### Data records
----------

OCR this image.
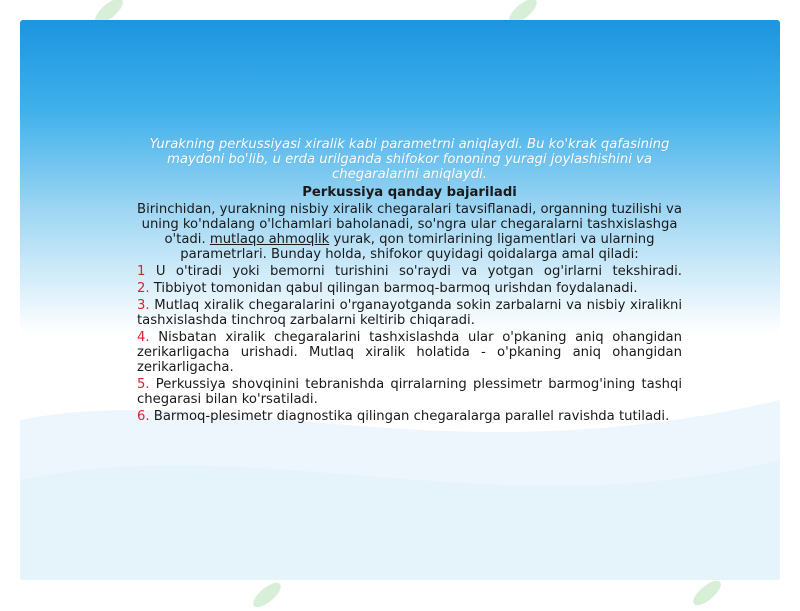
Yurakning perkussiyasi xiralik kabi parametrni aniqlaydi. Bu ko'krak qafasining maydoni bo'lib, u erda urilganda shifokor fononing yuragi joylashishini va chegaralarini aniqlaydi.
Perkussiya qanday bajariladi
Birinchidan, yurakning nisbiy xiralik chegaralari tavsiflanadi, organning tuzilishi va uning ko'ndalang o'lchamlari baholanadi, so'ngra ular chegaralarni tashxislashga o'tadi. mutlaqo ahmoqlik yurak, qon tomirlarining ligamentlari va ularning parametrlari. Bunday holda, shifokor quyidagi qoidalarga amal qiladi:
1 U o'tiradi yoki bemorni turishini so'raydi va yotgan og'irlarni tekshiradi.
2. Tibbiyot tomonidan qabul qilingan barmoq-barmoq urishdan foydalanadi.
3. Mutlaq xiralik chegaralarini o'rganayotganda sokin zarbalarni va nisbiy xiralikni tashxislashda tinchroq zarbalarni keltirib chiqaradi.
4. Nisbatan xiralik chegaralarini tashxislashda ular o'pkaning aniq ohangidan zerikarligacha urishadi. Mutlaq xiralik holatida - o'pkaning aniq ohangidan zerikarligacha.
5. Perkussiya shovqinini tebranishda qirralarning plessimetr barmog'ining tashqi chegarasi bilan ko'rsatiladi.
6. Barmoq-plesimetr diagnostika qilingan chegaralarga parallel ravishda tutiladi.
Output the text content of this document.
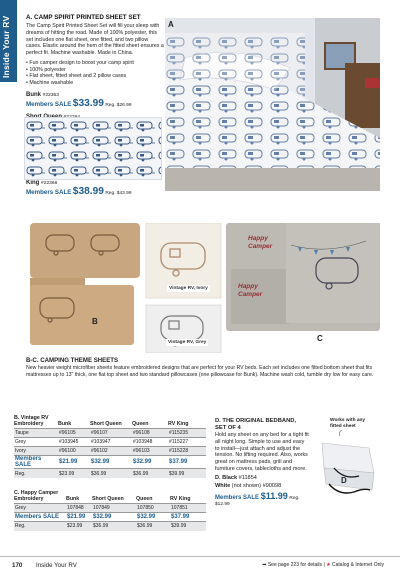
Inside Your RV A. CAMP SPIRIT PRINTED SHEET SET

The Camp Spirit Printed Sheet Set will fill your sleep with dreams of hitting the road. Made of 100% polyester, this set includes one flat sheet, one fitted, and two pillow cases. Elastic around the hem of the fitted sheet ensures a perfect fit. Machine washable. Made in China.

• Fun camper design to boost your camp spirit
• 100% polyester
• Flat sheet, fitted sheet and 2 pillow cases
• Machine washable
Bunk #22363
Members SALE $33.99 Reg. $26.99
King #22366
Members SALE $38.99 Reg. $43.99
A
Vintage RV, Ivory
Vintage RV, Grey
B
C
Happy Camper
Happy Camper
B-C. CAMPING THEME SHEETS

New heavier weight microfiber sheets feature embroidered designs that are perfect for your RV beds. Each set includes one fitted bottom sheet that fits mattresses up to 13" thick, one flat top sheet and two standard pillowcases (one pillowcase for Bunk). Machine wash cold, tumble dry low for easy care.

B. Vintage RV
Embroidery	Bunk	Short Queen	Queen	RV King
Taupe	#96105	#96107	#96108	#115235
Grey	#103945	#103947	#103948	#115227
Ivory	#96100	#96102	#96103	#115228
Members SALE	$21.99	$32.99	$32.99	$37.99
Reg.	$23.99	$36.99	$36.99	$39.99
C. Happy Camper
Embroidery	Bunk	Short Queen	Queen	RV King
Grey	107848	107849	107850	107851
Members SALE	$21.99	$32.99	$32.99	$37.99
Reg.	$23.99	$36.99	$36.99	$39.99
D. THE ORIGINAL BEDBAND,
SET OF 4

Hold any sheet on any bed for a tight fit all night long. Simple to use and easy to install—just attach and adjust the tension. No lifting required. Also, works great on mattress pads, grill and furniture covers, tablecloths and more.

D. Black #11854
White (not shown) #90098
Members SALE $11.99 Reg. $12.99
Works with any fitted sheet
D
170 Inside Your RV	➡ See page 223 for details | ★ Catalog & Internet Only
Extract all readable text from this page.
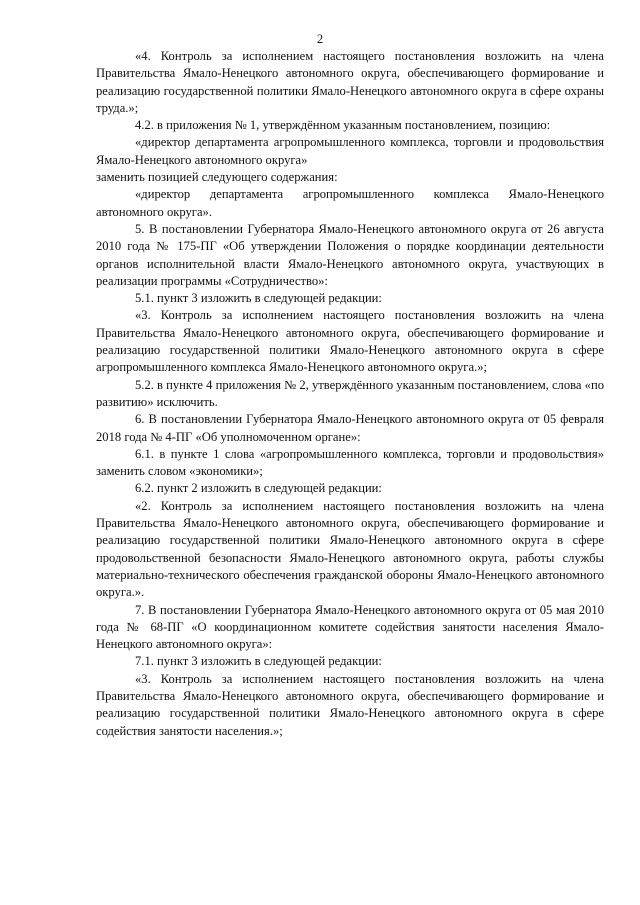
2

«4. Контроль за исполнением настоящего постановления возложить на члена Правительства Ямало-Ненецкого автономного округа, обеспечивающего формирование и реализацию государственной политики Ямало-Ненецкого автономного округа в сфере охраны труда.»;

4.2. в приложения № 1, утверждённом указанным постановлением, позицию:

«директор департамента агропромышленного комплекса, торговли и продовольствия Ямало-Ненецкого автономного округа»

заменить позицией следующего содержания:

«директор департамента агропромышленного комплекса Ямало-Ненецкого автономного округа».

5. В постановлении Губернатора Ямало-Ненецкого автономного округа от 26 августа 2010 года № 175-ПГ «Об утверждении Положения о порядке координации деятельности органов исполнительной власти Ямало-Ненецкого автономного округа, участвующих в реализации программы «Сотрудничество»:

5.1. пункт 3 изложить в следующей редакции:

«3. Контроль за исполнением настоящего постановления возложить на члена Правительства Ямало-Ненецкого автономного округа, обеспечивающего формирование и реализацию государственной политики Ямало-Ненецкого автономного округа в сфере агропромышленного комплекса Ямало-Ненецкого автономного округа.»;

5.2. в пункте 4 приложения № 2, утверждённого указанным постановлением, слова «по развитию» исключить.

6. В постановлении Губернатора Ямало-Ненецкого автономного округа от 05 февраля 2018 года № 4-ПГ «Об уполномоченном органе»:

6.1. в пункте 1 слова «агропромышленного комплекса, торговли и продовольствия» заменить словом «экономики»;

6.2. пункт 2 изложить в следующей редакции:

«2. Контроль за исполнением настоящего постановления возложить на члена Правительства Ямало-Ненецкого автономного округа, обеспечивающего формирование и реализацию государственной политики Ямало-Ненецкого автономного округа в сфере продовольственной безопасности Ямало-Ненецкого автономного округа, работы службы материально-технического обеспечения гражданской обороны Ямало-Ненецкого автономного округа.».

7. В постановлении Губернатора Ямало-Ненецкого автономного округа от 05 мая 2010 года № 68-ПГ «О координационном комитете содействия занятости населения Ямало-Ненецкого автономного округа»:

7.1. пункт 3 изложить в следующей редакции:

«3. Контроль за исполнением настоящего постановления возложить на члена Правительства Ямало-Ненецкого автономного округа, обеспечивающего формирование и реализацию государственной политики Ямало-Ненецкого автономного округа в сфере содействия занятости населения.»;
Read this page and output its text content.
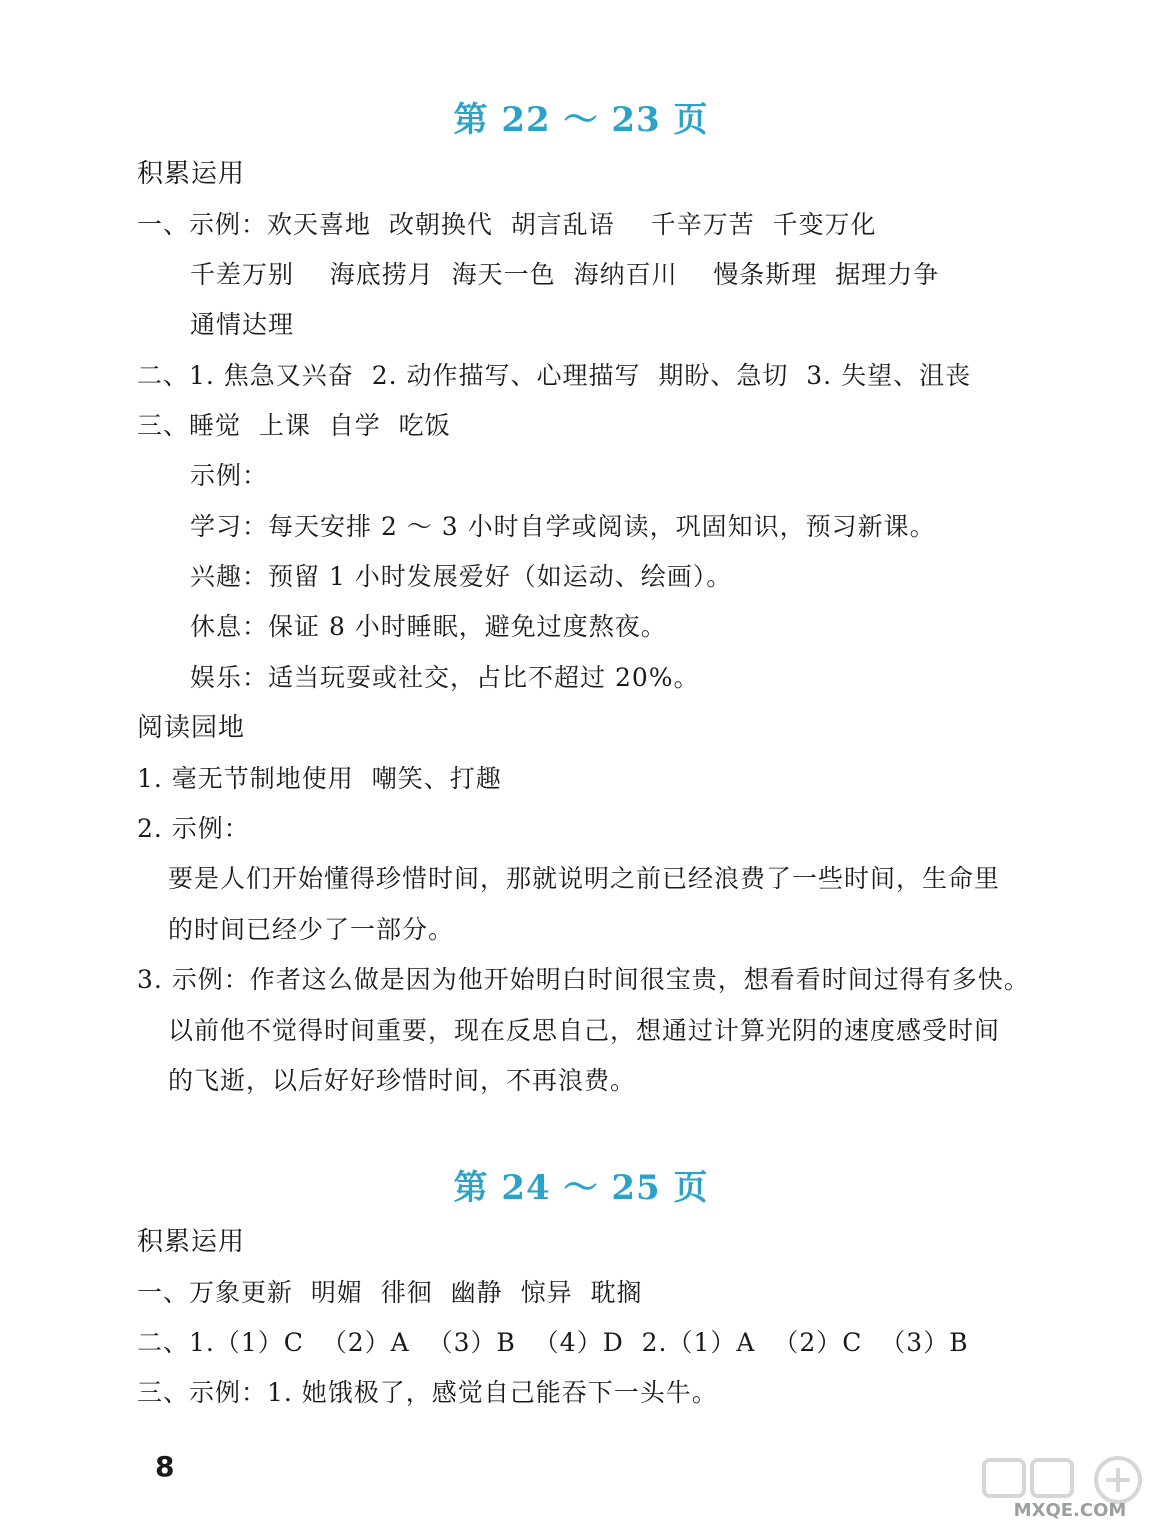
第 22 ～ 23 页
积累运用
一、示例：欢天喜地  改朝换代  胡言乱语    千辛万苦  千变万化
千差万别    海底捞月  海天一色  海纳百川    慢条斯理  据理力争
通情达理
二、1. 焦急又兴奋  2. 动作描写、心理描写  期盼、急切  3. 失望、沮丧
三、睡觉  上课  自学  吃饭
示例：
学习：每天安排 2 ～ 3 小时自学或阅读，巩固知识，预习新课。
兴趣：预留 1 小时发展爱好（如运动、绘画）。
休息：保证 8 小时睡眠，避免过度熬夜。
娱乐：适当玩耍或社交，占比不超过 20%。
阅读园地
1. 毫无节制地使用  嘲笑、打趣
2. 示例：
要是人们开始懂得珍惜时间，那就说明之前已经浪费了一些时间，生命里
的时间已经少了一部分。
3. 示例：作者这么做是因为他开始明白时间很宝贵，想看看时间过得有多快。
以前他不觉得时间重要，现在反思自己，想通过计算光阴的速度感受时间
的飞逝，以后好好珍惜时间，不再浪费。
第 24 ～ 25 页
积累运用
一、万象更新  明媚  徘徊  幽静  惊异  耽搁
二、1.（1）C  （2）A  （3）B  （4）D  2.（1）A  （2）C  （3）B
三、示例：1. 她饿极了，感觉自己能吞下一头牛。
8
MXQE.COM
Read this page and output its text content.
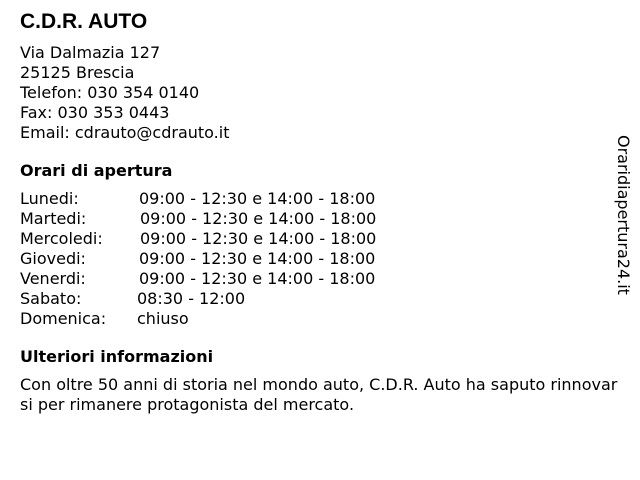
C.D.R. AUTO
Via Dalmazia 127
25125 Brescia
Telefon: 030 354 0140
Fax: 030 353 0443
Email: cdrauto@cdrauto.it
Orari di apertura
Lunedi:	09:00 - 12:30 e 14:00 - 18:00
Martedi:	09:00 - 12:30 e 14:00 - 18:00
Mercoledi: 09:00 - 12:30 e 14:00 - 18:00
Giovedi:	09:00 - 12:30 e 14:00 - 18:00
Venerdi:	09:00 - 12:30 e 14:00 - 18:00
Sabato:	08:30 - 12:00
Domenica: chiuso
Ulteriori informazioni
Con oltre 50 anni di storia nel mondo auto, C.D.R. Auto ha saputo rinnovarsi per rimanere protagonista del mercato.
Oraridiapertura24.it
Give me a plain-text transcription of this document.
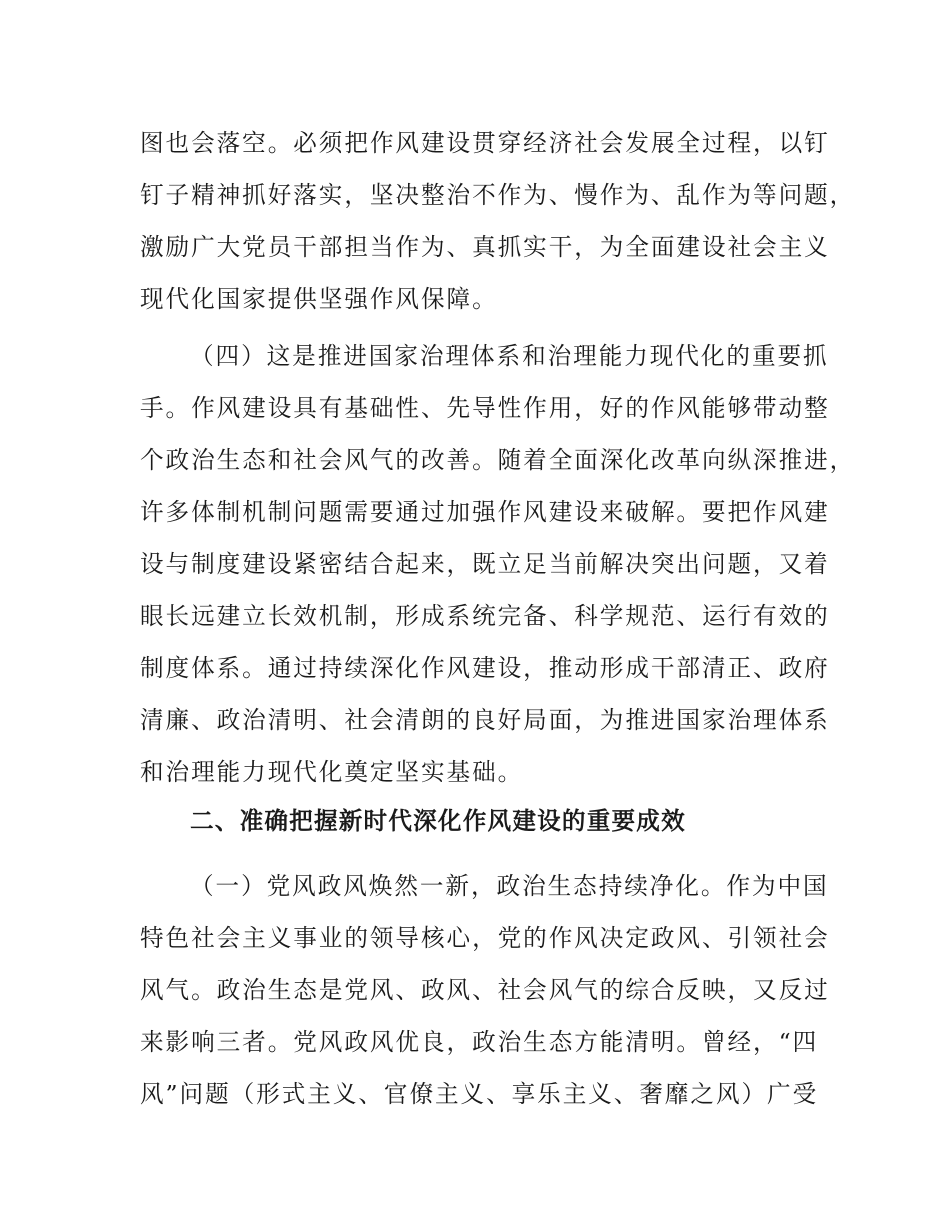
图也会落空。必须把作风建设贯穿经济社会发展全过程，以钉
钉子精神抓好落实，坚决整治不作为、慢作为、乱作为等问题，
激励广大党员干部担当作为、真抓实干，为全面建设社会主义
现代化国家提供坚强作风保障。
（四）这是推进国家治理体系和治理能力现代化的重要抓
手。作风建设具有基础性、先导性作用，好的作风能够带动整
个政治生态和社会风气的改善。随着全面深化改革向纵深推进，
许多体制机制问题需要通过加强作风建设来破解。要把作风建
设与制度建设紧密结合起来，既立足当前解决突出问题，又着
眼长远建立长效机制，形成系统完备、科学规范、运行有效的
制度体系。通过持续深化作风建设，推动形成干部清正、政府
清廉、政治清明、社会清朗的良好局面，为推进国家治理体系
和治理能力现代化奠定坚实基础。
二、准确把握新时代深化作风建设的重要成效
（一）党风政风焕然一新，政治生态持续净化。作为中国
特色社会主义事业的领导核心，党的作风决定政风、引领社会
风气。政治生态是党风、政风、社会风气的综合反映，又反过
来影响三者。党风政风优良，政治生态方能清明。曾经，“四
风”问题（形式主义、官僚主义、享乐主义、奢靡之风）广受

----------

### Stated goal
Pull every line containing "Inside" from the data.

### Written answer
Inside Your RV A. CAMP SPIRIT PRINTED SHEET SET
170 Inside Your RV	➡ See page 223 for details | ★ Catalog & Internet Only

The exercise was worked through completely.